# Hub style blind repair



## bennymj171 (Apr 9, 2007)

used some old tent poles, just cut down to size, worked good last year, i do the same thing and leave them out all season


----------



## bljc30 (Feb 25, 2008)

Last year I had to replace a couple of the hubs in my blind. (That's what you get for loaning something out.) Anyway you may want to try other blind companies to see if their poles/rods would be the same diameter of yours. if they are to long, you could always cut them down. You may be able to use wood dowl rods also. Good luck


----------



## pTac (Jun 25, 2005)

I am not worried about having the ability to quickly put it up or take it down as it will be staying stationary all season, so anything else that might work? I am going to look into the tent pole idea but thought I would look one more time for any other advice.


----------



## madarchery (May 28, 2003)

Fiberglass fence poles. Find them in the garden and farming section of your local store. You will find 4-6ft lengths of different diameters.


----------



## unloaded (Jan 11, 2010)

__OBJECTIVES__.
- 1) Rewrite the part of the blind repair thread starting at "## bljc30 (Feb" and ending at "(Jun 25, 2005)", putting "joints" in place of "hubs".
- 2) List every username that heads a post in the blind repair thread.
The material that comes next stands apart from the forum thread.

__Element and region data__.
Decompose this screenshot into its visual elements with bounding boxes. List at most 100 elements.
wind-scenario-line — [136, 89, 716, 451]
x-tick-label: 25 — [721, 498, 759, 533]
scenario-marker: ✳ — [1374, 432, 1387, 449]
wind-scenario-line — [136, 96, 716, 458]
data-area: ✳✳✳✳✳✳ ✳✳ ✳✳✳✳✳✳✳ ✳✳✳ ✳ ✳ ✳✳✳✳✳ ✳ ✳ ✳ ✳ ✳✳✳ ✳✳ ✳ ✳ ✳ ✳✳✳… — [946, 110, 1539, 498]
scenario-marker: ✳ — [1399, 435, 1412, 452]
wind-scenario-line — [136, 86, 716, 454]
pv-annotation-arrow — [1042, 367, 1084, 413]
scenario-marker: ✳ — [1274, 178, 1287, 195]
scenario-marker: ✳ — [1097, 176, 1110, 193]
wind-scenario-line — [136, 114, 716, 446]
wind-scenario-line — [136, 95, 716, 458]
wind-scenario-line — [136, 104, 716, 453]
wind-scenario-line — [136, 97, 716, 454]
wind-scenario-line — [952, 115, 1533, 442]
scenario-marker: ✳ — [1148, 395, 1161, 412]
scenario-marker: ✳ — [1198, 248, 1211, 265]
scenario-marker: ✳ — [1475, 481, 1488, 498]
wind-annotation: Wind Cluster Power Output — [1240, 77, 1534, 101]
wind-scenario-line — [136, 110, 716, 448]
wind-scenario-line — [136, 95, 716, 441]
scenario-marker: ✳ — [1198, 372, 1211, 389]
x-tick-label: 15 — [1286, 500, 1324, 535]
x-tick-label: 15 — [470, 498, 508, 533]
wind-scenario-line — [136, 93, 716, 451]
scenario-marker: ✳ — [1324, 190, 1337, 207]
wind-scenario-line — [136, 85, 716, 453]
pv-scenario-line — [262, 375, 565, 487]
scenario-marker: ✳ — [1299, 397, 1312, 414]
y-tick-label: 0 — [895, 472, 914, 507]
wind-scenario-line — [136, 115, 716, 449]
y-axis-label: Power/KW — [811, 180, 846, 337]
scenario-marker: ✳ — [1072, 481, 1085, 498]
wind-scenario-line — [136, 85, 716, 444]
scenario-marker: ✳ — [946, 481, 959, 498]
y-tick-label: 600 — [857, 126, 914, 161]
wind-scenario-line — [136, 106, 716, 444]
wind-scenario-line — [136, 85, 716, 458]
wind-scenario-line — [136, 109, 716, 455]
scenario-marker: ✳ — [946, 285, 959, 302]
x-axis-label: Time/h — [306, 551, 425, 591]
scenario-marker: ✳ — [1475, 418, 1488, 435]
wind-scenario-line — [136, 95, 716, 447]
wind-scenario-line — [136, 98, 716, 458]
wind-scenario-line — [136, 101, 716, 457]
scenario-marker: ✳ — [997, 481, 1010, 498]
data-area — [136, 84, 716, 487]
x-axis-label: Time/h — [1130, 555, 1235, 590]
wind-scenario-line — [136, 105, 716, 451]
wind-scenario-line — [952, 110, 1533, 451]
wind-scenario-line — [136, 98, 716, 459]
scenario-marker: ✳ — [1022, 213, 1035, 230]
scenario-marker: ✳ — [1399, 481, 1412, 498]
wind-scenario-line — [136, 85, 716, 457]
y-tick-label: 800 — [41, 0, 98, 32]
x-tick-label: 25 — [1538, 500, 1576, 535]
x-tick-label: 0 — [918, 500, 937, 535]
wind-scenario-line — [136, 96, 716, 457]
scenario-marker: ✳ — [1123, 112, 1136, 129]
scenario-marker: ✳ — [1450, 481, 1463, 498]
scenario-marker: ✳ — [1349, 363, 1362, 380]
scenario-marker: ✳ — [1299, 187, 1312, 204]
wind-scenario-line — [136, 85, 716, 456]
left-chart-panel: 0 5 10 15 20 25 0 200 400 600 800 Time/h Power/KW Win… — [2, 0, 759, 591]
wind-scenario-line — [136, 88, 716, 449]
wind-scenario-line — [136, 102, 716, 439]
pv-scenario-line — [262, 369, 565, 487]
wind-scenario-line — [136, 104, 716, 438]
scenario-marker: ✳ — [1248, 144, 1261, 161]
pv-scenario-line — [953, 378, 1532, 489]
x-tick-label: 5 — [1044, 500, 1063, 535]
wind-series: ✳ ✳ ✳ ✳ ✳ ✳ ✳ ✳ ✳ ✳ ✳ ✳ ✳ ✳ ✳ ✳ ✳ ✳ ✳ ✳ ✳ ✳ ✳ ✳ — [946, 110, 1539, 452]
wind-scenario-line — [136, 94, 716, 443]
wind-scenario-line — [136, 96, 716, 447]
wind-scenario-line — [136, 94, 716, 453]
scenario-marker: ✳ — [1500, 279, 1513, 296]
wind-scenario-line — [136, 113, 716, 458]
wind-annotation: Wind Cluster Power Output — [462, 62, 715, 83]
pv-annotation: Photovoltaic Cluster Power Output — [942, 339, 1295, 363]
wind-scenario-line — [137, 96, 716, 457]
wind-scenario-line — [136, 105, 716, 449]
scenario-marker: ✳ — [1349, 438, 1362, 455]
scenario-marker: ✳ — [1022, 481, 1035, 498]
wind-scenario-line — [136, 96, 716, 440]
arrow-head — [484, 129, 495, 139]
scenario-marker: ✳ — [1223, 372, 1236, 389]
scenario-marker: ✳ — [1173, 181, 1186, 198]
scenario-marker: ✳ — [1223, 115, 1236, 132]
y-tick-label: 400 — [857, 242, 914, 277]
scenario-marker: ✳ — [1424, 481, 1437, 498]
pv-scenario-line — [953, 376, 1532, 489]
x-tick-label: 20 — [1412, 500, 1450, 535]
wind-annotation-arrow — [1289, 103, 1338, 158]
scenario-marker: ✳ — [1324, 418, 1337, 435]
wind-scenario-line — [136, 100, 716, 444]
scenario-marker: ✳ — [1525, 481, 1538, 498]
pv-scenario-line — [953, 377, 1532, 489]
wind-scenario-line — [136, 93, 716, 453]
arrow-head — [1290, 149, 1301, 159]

__RESULTS FOR EACH TASK__.
- 1)
## bljc30 (Feb 25, 2008)

Last year I had to replace a couple of the joints in my blind. (That's what you get for loaning something out.) Anyway you may want to try other blind companies to see if their poles/rods would be the same diameter of yours. if they are to long, you could always cut them down. You may be able to use wood dowl rods also. Good luck


----------



## pTac (Jun 25, 2005)

- 2)
bennymj171
bljc30
pTac
madarchery
unloaded